= Set task =
Transcribe all of the material exactly. Any picture in it should be left out.

= Raw records =
□ □ □ □ □ □ □

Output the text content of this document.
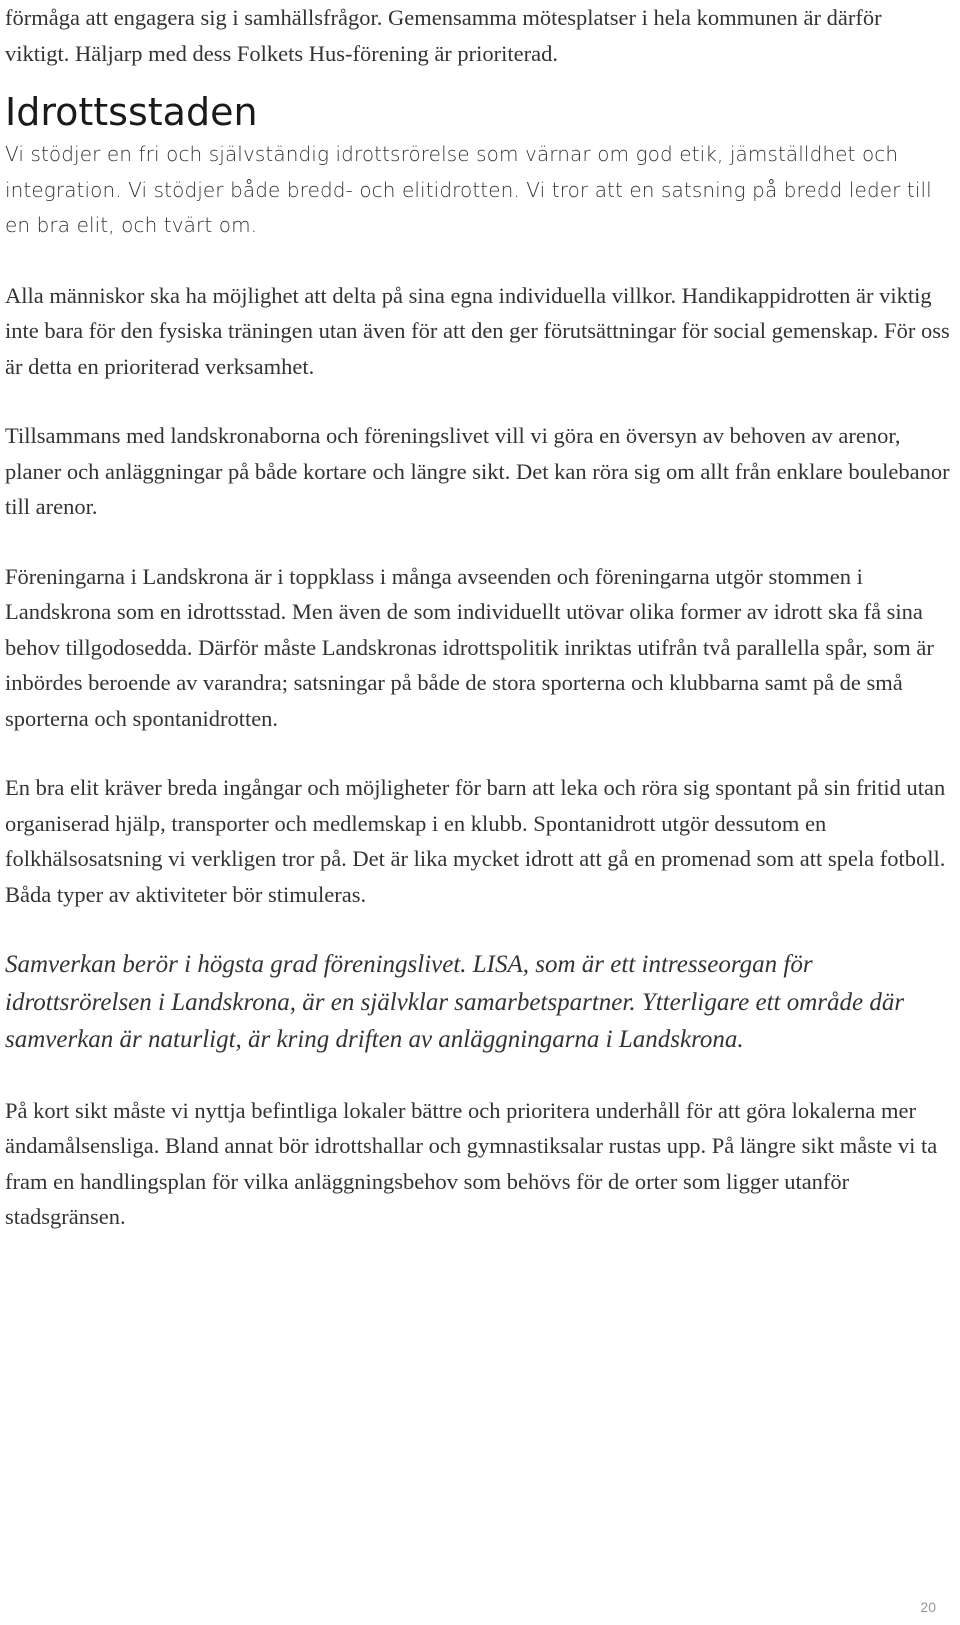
förmåga att engagera sig i samhällsfrågor. Gemensamma mötesplatser i hela kommunen är därför viktigt. Häljarp med dess Folkets Hus-förening är prioriterad.

Idrottsstaden

Vi stödjer en fri och självständig idrottsrörelse som värnar om god etik, jämställdhet och integration. Vi stödjer både bredd- och elitidrotten. Vi tror att en satsning på bredd leder till en bra elit, och tvärt om.

Alla människor ska ha möjlighet att delta på sina egna individuella villkor. Handikappidrotten är viktig inte bara för den fysiska träningen utan även för att den ger förutsättningar för social gemenskap. För oss är detta en prioriterad verksamhet.

Tillsammans med landskronaborna och föreningslivet vill vi göra en översyn av behoven av arenor, planer och anläggningar på både kortare och längre sikt. Det kan röra sig om allt från enklare boulebanor till arenor.

Föreningarna i Landskrona är i toppklass i många avseenden och föreningarna utgör stommen i Landskrona som en idrottsstad. Men även de som individuellt utövar olika former av idrott ska få sina behov tillgodosedda. Därför måste Landskronas idrottspolitik inriktas utifrån två parallella spår, som är inbördes beroende av varandra; satsningar på både de stora sporterna och klubbarna samt på de små sporterna och spontanidrotten.

En bra elit kräver breda ingångar och möjligheter för barn att leka och röra sig spontant på sin fritid utan organiserad hjälp, transporter och medlemskap i en klubb. Spontanidrott utgör dessutom en folkhälsosatsning vi verkligen tror på. Det är lika mycket idrott att gå en promenad som att spela fotboll. Båda typer av aktiviteter bör stimuleras.

Samverkan berör i högsta grad föreningslivet. LISA, som är ett intresseorgan för idrottsrörelsen i Landskrona, är en självklar samarbetspartner. Ytterligare ett område där samverkan är naturligt, är kring driften av anläggningarna i Landskrona.

På kort sikt måste vi nyttja befintliga lokaler bättre och prioritera underhåll för att göra lokalerna mer ändamålsensliga. Bland annat bör idrottshallar och gymnastiksalar rustas upp. På längre sikt måste vi ta fram en handlingsplan för vilka anläggningsbehov som behövs för de orter som ligger utanför stadsgränsen.

20
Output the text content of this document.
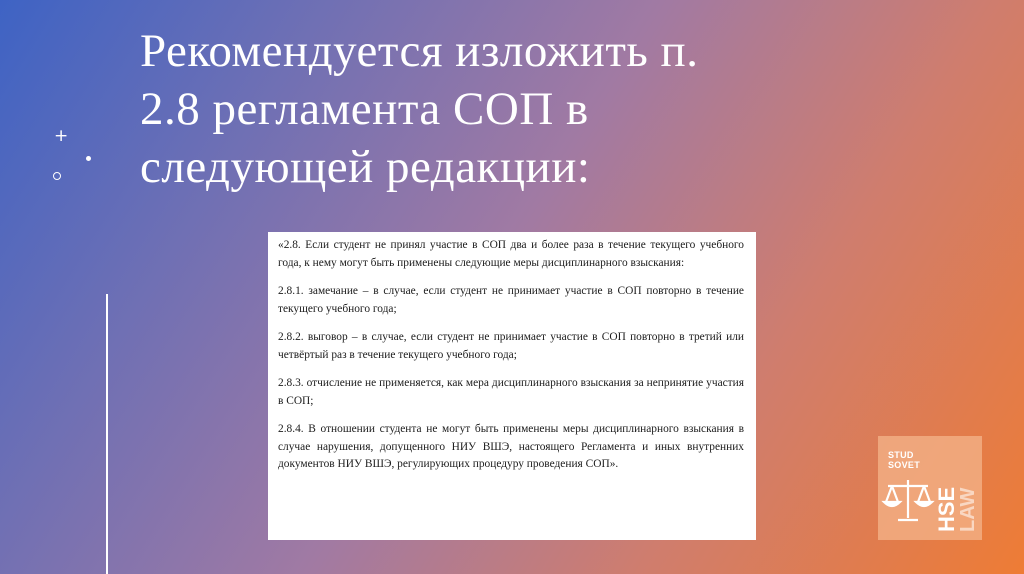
Рекомендуется изложить п.
2.8 регламента СОП в
следующей редакции:
+

«2.8. Если студент не принял участие в СОП два и более раза в течение текущего учебного года, к нему могут быть применены следующие меры дисциплинарного взыскания:

2.8.1. замечание – в случае, если студент не принимает участие в СОП повторно в течение текущего учебного года;

2.8.2. выговор – в случае, если студент не принимает участие в СОП повторно в третий или четвёртый раз в течение текущего учебного года;

2.8.3. отчисление не применяется, как мера дисциплинарного взыскания за непринятие участия в СОП;

2.8.4. В отношении студента не могут быть применены меры дисциплинарного взыскания в случае нарушения, допущенного НИУ ВШЭ, настоящего Регламента и иных внутренних документов НИУ ВШЭ, регулирующих процедуру проведения СОП».

HSE
LAW
STUD
SOVET
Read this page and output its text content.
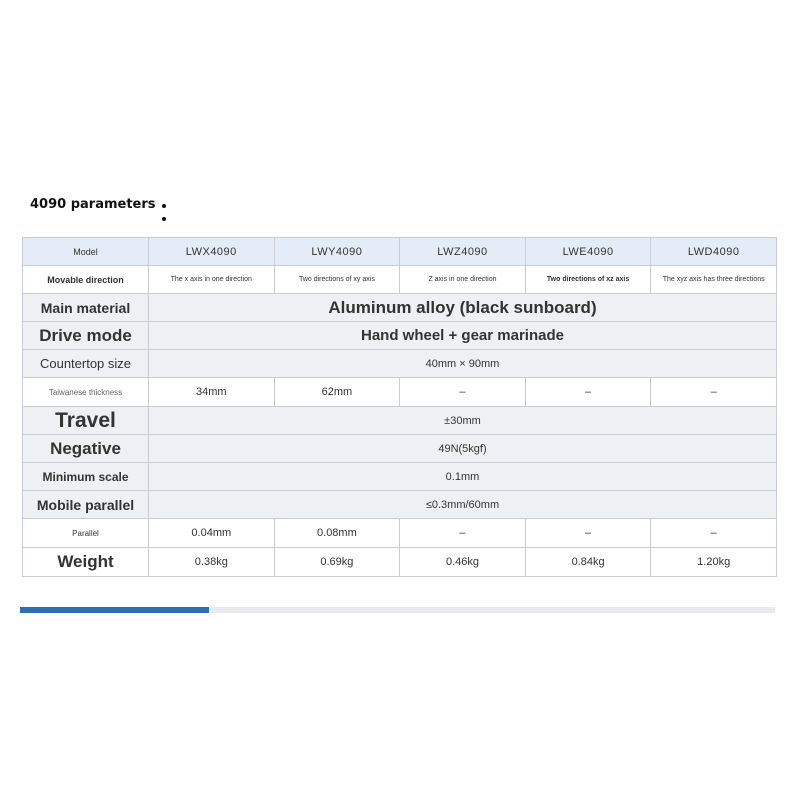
4090 parameters
Model	LWX4090	LWY4090	LWZ4090	LWE4090	LWD4090
Movable direction	The x axis in one direction	Two directions of xy axis	Z axis in one direction	Two directions of xz axis	The xyz axis has three directions
Main material	Aluminum alloy (black sunboard)				
Drive mode	Hand wheel + gear marinade				
Countertop size	40mm × 90mm				
Taiwanese thickness	34mm	62mm	–	–	–
Travel	±30mm				
Negative	49N(5kgf)				
Minimum scale	0.1mm				
Mobile parallel	≤0.3mm/60mm				
Parallel	0.04mm	0.08mm	–	–	–
Weight	0.38kg	0.69kg	0.46kg	0.84kg	1.20kg
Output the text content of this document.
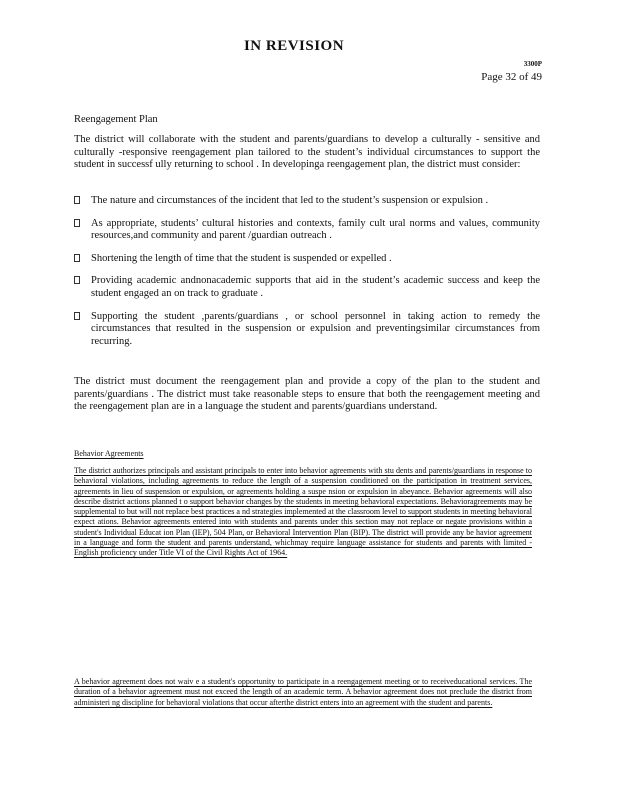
IN REVISION
3300P
Page 32 of 49
Reengagement Plan
The district will collaborate with the student and parents/guardians to develop a culturally - sensitive and culturally -responsive reengagement plan tailored to the student’s individual circumstances to support the student in successf ully returning to school . In developinga reengagement plan, the district must consider:
The nature and circumstances of the incident that led to the student’s suspension or expulsion .
As appropriate, students’ cultural histories and contexts, family cult ural norms and values, community resources,and community and parent /guardian outreach .
Shortening the length of time that the student is suspended or expelled .
Providing academic andnonacademic supports that aid in the student’s academic success and keep the student engaged an on track to graduate .
Supporting the student ,parents/guardians , or school personnel in taking action to remedy the circumstances that resulted in the suspension or expulsion and preventingsimilar circumstances from recurring.
The district must document the reengagement plan and provide a copy of the plan to the student and parents/guardians . The district must take reasonable steps to ensure that both the reengagement meeting and the reengagement plan are in a language the student and parents/guardians understand.
Behavior Agreements
The district authorizes principals and assistant principals to enter into behavior agreements with stu dents and parents/guardians in response to behavioral violations, including agreements to reduce the length of a suspension conditioned on the participation in treatment services, agreements in lieu of suspension or expulsion, or agreements holding a suspe nsion or expulsion in abeyance. Behavior agreements will also describe district actions planned t o support behavior changes by the students in meeting behavioral expectations. Behavioragreements may be supplemental to but will not replace best practices a nd strategies implemented at the classroom level to support students in meeting behavioral expect ations. Behavior agreements entered into with students and parents under this section may not replace or negate provisions within a student's Individual Educat ion Plan (IEP), 504 Plan, or Behavioral Intervention Plan (BIP). The district will provide any be havior agreement in a language and form the student and parents understand, whichmay require language assistance for students and parents with limited - English proficiency under Title VI of the Civil Rights Act of 1964.
A behavior agreement does not waiv e a student's opportunity to participate in a reengagement meeting or to receiveducational services. The duration of a behavior agreement must not exceed the length of an academic term. A behavior agreement does not preclude the district from administeri ng discipline for behavioral violations that occur afterthe district enters into an agreement with the student and parents.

□ □ □ □ □ □ □

= Solution for this task =
Output the text content of this document.
förmåga att engagera sig i samhällsfrågor. Gemensamma mötesplatser i hela kommunen är därför viktigt. Häljarp med dess Folkets Hus-förening är prioriterad.

Idrottsstaden

Vi stödjer en fri och självständig idrottsrörelse som värnar om god etik, jämställdhet och integration. Vi stödjer både bredd- och elitidrotten. Vi tror att en satsning på bredd leder till en bra elit, och tvärt om.

Alla människor ska ha möjlighet att delta på sina egna individuella villkor. Handikappidrotten är viktig inte bara för den fysiska träningen utan även för att den ger förutsättningar för social gemenskap. För oss är detta en prioriterad verksamhet.

Tillsammans med landskronaborna och föreningslivet vill vi göra en översyn av behoven av arenor, planer och anläggningar på både kortare och längre sikt. Det kan röra sig om allt från enklare boulebanor till arenor.

Föreningarna i Landskrona är i toppklass i många avseenden och föreningarna utgör stommen i Landskrona som en idrottsstad. Men även de som individuellt utövar olika former av idrott ska få sina behov tillgodosedda. Därför måste Landskronas idrottspolitik inriktas utifrån två parallella spår, som är inbördes beroende av varandra; satsningar på både de stora sporterna och klubbarna samt på de små sporterna och spontanidrotten.

En bra elit kräver breda ingångar och möjligheter för barn att leka och röra sig spontant på sin fritid utan organiserad hjälp, transporter och medlemskap i en klubb. Spontanidrott utgör dessutom en folkhälsosatsning vi verkligen tror på. Det är lika mycket idrott att gå en promenad som att spela fotboll. Båda typer av aktiviteter bör stimuleras.

Samverkan berör i högsta grad föreningslivet. LISA, som är ett intresseorgan för idrottsrörelsen i Landskrona, är en självklar samarbetspartner. Ytterligare ett område där samverkan är naturligt, är kring driften av anläggningarna i Landskrona.

På kort sikt måste vi nyttja befintliga lokaler bättre och prioritera underhåll för att göra lokalerna mer ändamålsensliga. Bland annat bör idrottshallar och gymnastiksalar rustas upp. På längre sikt måste vi ta fram en handlingsplan för vilka anläggningsbehov som behövs för de orter som ligger utanför stadsgränsen.

20
Output the text content of this document.
Рекомендуется изложить п.
2.8 регламента СОП в
следующей редакции:
+

«2.8. Если студент не принял участие в СОП два и более раза в течение текущего учебного года, к нему могут быть применены следующие меры дисциплинарного взыскания:

2.8.1. замечание – в случае, если студент не принимает участие в СОП повторно в течение текущего учебного года;

2.8.2. выговор – в случае, если студент не принимает участие в СОП повторно в третий или четвёртый раз в течение текущего учебного года;

2.8.3. отчисление не применяется, как мера дисциплинарного взыскания за непринятие участия в СОП;

2.8.4. В отношении студента не могут быть применены меры дисциплинарного взыскания в случае нарушения, допущенного НИУ ВШЭ, настоящего Регламента и иных внутренних документов НИУ ВШЭ, регулирующих процедуру проведения СОП».

HSE
LAW
STUD
SOVET
Read this page and output its text content.
4090 parameters
Model	LWX4090	LWY4090	LWZ4090	LWE4090	LWD4090
Movable direction	The x axis in one direction	Two directions of xy axis	Z axis in one direction	Two directions of xz axis	The xyz axis has three directions
Main material	Aluminum alloy (black sunboard)				
Drive mode	Hand wheel + gear marinade				
Countertop size	40mm × 90mm				
Taiwanese thickness	34mm	62mm	–	–	–
Travel	±30mm				
Negative	49N(5kgf)				
Minimum scale	0.1mm				
Mobile parallel	≤0.3mm/60mm				
Parallel	0.04mm	0.08mm	–	–	–
Weight	0.38kg	0.69kg	0.46kg	0.84kg	1.20kg
Output the text content of this document.
IN REVISION
3300P
Page 32 of 49
Reengagement Plan
The district will collaborate with the student and parents/guardians to develop a culturally - sensitive and culturally -responsive reengagement plan tailored to the student’s individual circumstances to support the student in successf ully returning to school . In developinga reengagement plan, the district must consider:
The nature and circumstances of the incident that led to the student’s suspension or expulsion .
As appropriate, students’ cultural histories and contexts, family cult ural norms and values, community resources,and community and parent /guardian outreach .
Shortening the length of time that the student is suspended or expelled .
Providing academic andnonacademic supports that aid in the student’s academic success and keep the student engaged an on track to graduate .
Supporting the student ,parents/guardians , or school personnel in taking action to remedy the circumstances that resulted in the suspension or expulsion and preventingsimilar circumstances from recurring.
The district must document the reengagement plan and provide a copy of the plan to the student and parents/guardians . The district must take reasonable steps to ensure that both the reengagement meeting and the reengagement plan are in a language the student and parents/guardians understand.
Behavior Agreements
The district authorizes principals and assistant principals to enter into behavior agreements with stu dents and parents/guardians in response to behavioral violations, including agreements to reduce the length of a suspension conditioned on the participation in treatment services, agreements in lieu of suspension or expulsion, or agreements holding a suspe nsion or expulsion in abeyance. Behavior agreements will also describe district actions planned t o support behavior changes by the students in meeting behavioral expectations. Behavioragreements may be supplemental to but will not replace best practices a nd strategies implemented at the classroom level to support students in meeting behavioral expect ations. Behavior agreements entered into with students and parents under this section may not replace or negate provisions within a student's Individual Educat ion Plan (IEP), 504 Plan, or Behavioral Intervention Plan (BIP). The district will provide any be havior agreement in a language and form the student and parents understand, whichmay require language assistance for students and parents with limited - English proficiency under Title VI of the Civil Rights Act of 1964.
A behavior agreement does not waiv e a student's opportunity to participate in a reengagement meeting or to receiveducational services. The duration of a behavior agreement must not exceed the length of an academic term. A behavior agreement does not preclude the district from administeri ng discipline for behavioral violations that occur afterthe district enters into an agreement with the student and parents.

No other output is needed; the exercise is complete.